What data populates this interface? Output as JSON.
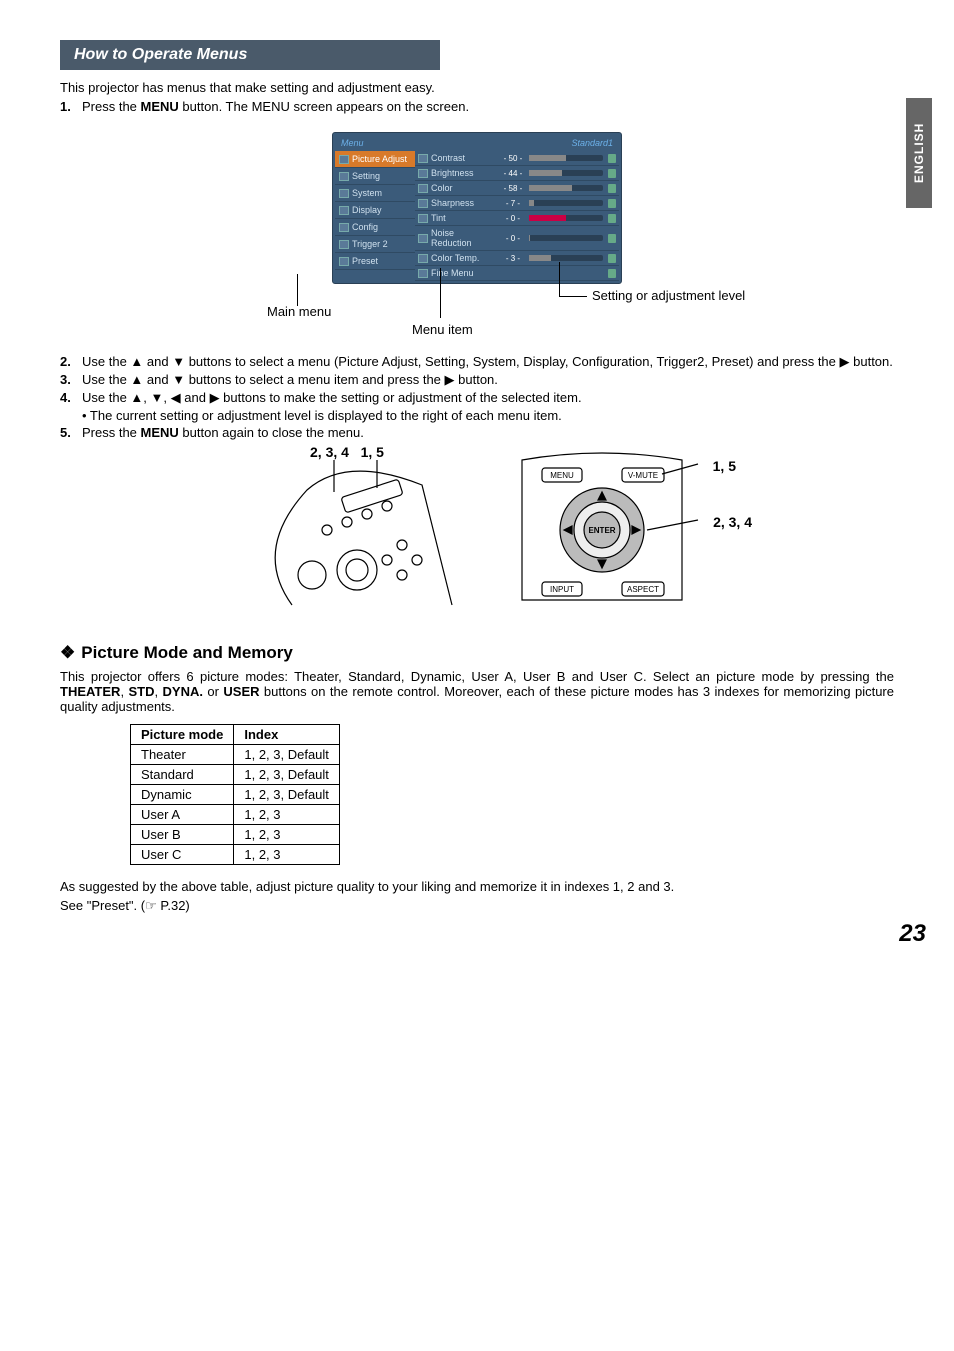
{
  "sideTab": "ENGLISH",
  "header": "How to Operate Menus",
  "intro": "This projector has menus that make setting and adjustment easy.",
  "steps": {
    "s1_a": "Press the ",
    "s1_b": "MENU",
    "s1_c": " button. The MENU screen appears on the screen.",
    "s2_a": "Use the ",
    "s2_b": " and ",
    "s2_c": " buttons to select a menu (Picture Adjust, Setting, System, Display, Configuration, Trigger2, Preset) and press the ",
    "s2_d": " button.",
    "s3_a": "Use the ",
    "s3_b": " and ",
    "s3_c": " buttons to select a menu item and press the ",
    "s3_d": " button.",
    "s4_a": "Use the ",
    "s4_b": ", ",
    "s4_c": ", ",
    "s4_d": " and ",
    "s4_e": " buttons to make the setting or adjustment of the selected item.",
    "s4_sub": "• The current setting or adjustment level is displayed to the right of each menu item.",
    "s5_a": "Press the ",
    "s5_b": "MENU",
    "s5_c": " button again to close the menu."
  },
  "osd": {
    "title": "Menu",
    "preset": "Standard1",
    "sidebar": [
      "Picture Adjust",
      "Setting",
      "System",
      "Display",
      "Config",
      "Trigger 2",
      "Preset"
    ],
    "items": [
      {
        "label": "Contrast",
        "val": "- 50 -"
      },
      {
        "label": "Brightness",
        "val": "- 44 -"
      },
      {
        "label": "Color",
        "val": "- 58 -"
      },
      {
        "label": "Sharpness",
        "val": "- 7 -"
      },
      {
        "label": "Tint",
        "val": "- 0 -"
      },
      {
        "label": "Noise Reduction",
        "val": "- 0 -"
      },
      {
        "label": "Color Temp.",
        "val": "- 3 -"
      },
      {
        "label": "Fine Menu",
        "val": ""
      }
    ],
    "callouts": {
      "main": "Main menu",
      "item": "Menu item",
      "level": "Setting or adjustment level"
    }
  },
  "figLabels": {
    "remote_left": "2, 3, 4",
    "remote_right": "1, 5",
    "panel_top": "1, 5",
    "panel_mid": "2, 3, 4"
  },
  "panelButtons": {
    "menu": "MENU",
    "vmute": "V-MUTE",
    "enter": "ENTER",
    "input": "INPUT",
    "aspect": "ASPECT"
  },
  "picModeHeading": "Picture Mode and Memory",
  "picModePara_a": "This projector offers 6 picture modes: Theater, Standard, Dynamic, User A, User B and User C. Select an picture mode by pressing the ",
  "picModePara_b": "THEATER",
  "picModePara_c": ", ",
  "picModePara_d": "STD",
  "picModePara_e": ", ",
  "picModePara_f": "DYNA.",
  "picModePara_g": " or ",
  "picModePara_h": "USER",
  "picModePara_i": " buttons on the remote control. Moreover, each of these picture modes has 3 indexes for memorizing picture quality adjustments.",
  "tableHead": {
    "mode": "Picture mode",
    "index": "Index"
  },
  "tableRows": [
    {
      "mode": "Theater",
      "index": "1, 2, 3, Default"
    },
    {
      "mode": "Standard",
      "index": "1, 2, 3, Default"
    },
    {
      "mode": "Dynamic",
      "index": "1, 2, 3, Default"
    },
    {
      "mode": "User A",
      "index": "1, 2, 3"
    },
    {
      "mode": "User B",
      "index": "1, 2, 3"
    },
    {
      "mode": "User C",
      "index": "1, 2, 3"
    }
  ],
  "afterTable1": "As suggested by the above table, adjust picture quality to your liking and memorize it in indexes 1, 2 and 3.",
  "afterTable2": "See \"Preset\". (☞ P.32)",
  "pageNumber": "23"
}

※ ※ ※

§ Written instruction: List all lines from the entries that include the word "each".

§ Written response:
    "s4_sub": "• The current setting or adjustment level is displayed to the right of each menu item.",
  "picModePara_i": " buttons on the remote control. Moreover, each of these picture modes has 3 indexes for memorizing picture quality adjustments.",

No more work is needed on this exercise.